(Data excerpts)
+ + +

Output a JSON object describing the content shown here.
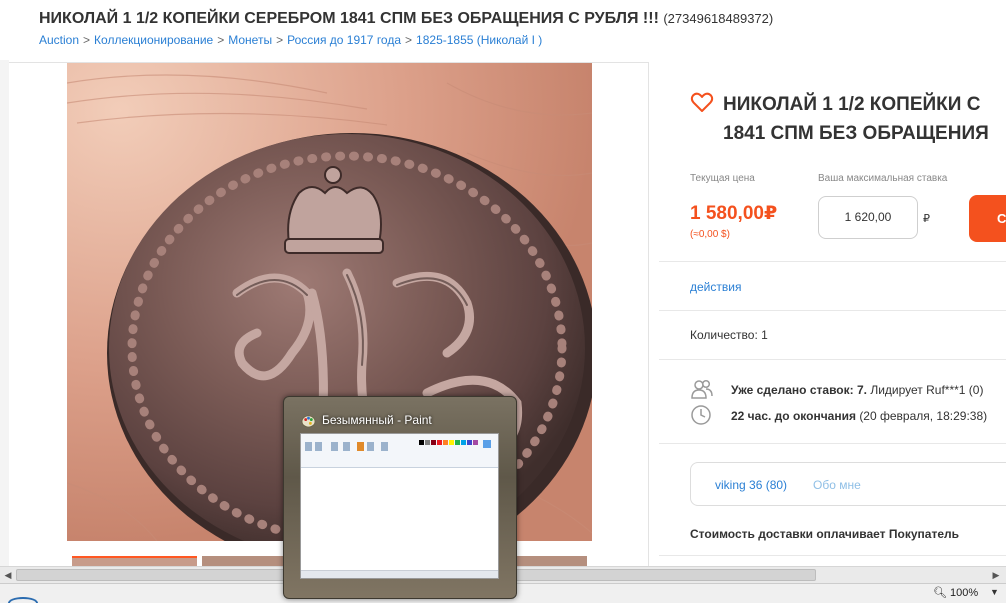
{
  "header": {
    "title": "НИКОЛАЙ 1 1/2 КОПЕЙКИ СЕРЕБРОМ 1841 СПМ БЕЗ ОБРАЩЕНИЯ С РУБЛЯ !!!",
    "lot_id": "(27349618489372)",
    "breadcrumb": [
      "Auction",
      "Коллекционирование",
      "Монеты",
      "Россия до 1917 года",
      "1825-1855 (Николай I )"
    ]
  },
  "lot": {
    "title_line1": "НИКОЛАЙ 1 1/2 КОПЕЙКИ С",
    "title_line2": "1841 СПМ БЕЗ ОБРАЩЕНИЯ",
    "current_price_label": "Текущая цена",
    "current_price": "1 580,00₽",
    "current_price_usd": "(≈0,00 $)",
    "max_bid_label": "Ваша максимальная ставка",
    "max_bid_value": "1 620,00",
    "currency_symbol": "₽",
    "bid_button_label": "С",
    "actions_label": "действия",
    "quantity": "Количество: 1",
    "bids_label": "Уже сделано ставок: 7.",
    "leader_text": "Лидирует Ruf***1 (0)",
    "time_left_label": "22 час. до окончания",
    "end_time": "(20 февраля, 18:29:38)",
    "seller_name": "viking 36 (80)",
    "seller_about": "Обо мне",
    "delivery": "Стоимость доставки оплачивает Покупатель"
  },
  "popup": {
    "window_title": "Безымянный - Paint"
  },
  "statusbar": {
    "zoom": "100%"
  },
  "colors": {
    "accent": "#f4511e",
    "link": "#2a7fd4"
  },
  "icons": [
    "heart-icon",
    "bidders-icon",
    "clock-icon",
    "paint-icon",
    "zoom-icon"
  ]
}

+ + +

Description of the task ->
Scan the lines for the string "ОБРАЩЕНИЯ". Copy out each line that matches.

Exercise result ->
    "title": "НИКОЛАЙ 1 1/2 КОПЕЙКИ СЕРЕБРОМ 1841 СПМ БЕЗ ОБРАЩЕНИЯ С РУБЛЯ !!!",
    "title_line2": "1841 СПМ БЕЗ ОБРАЩЕНИЯ",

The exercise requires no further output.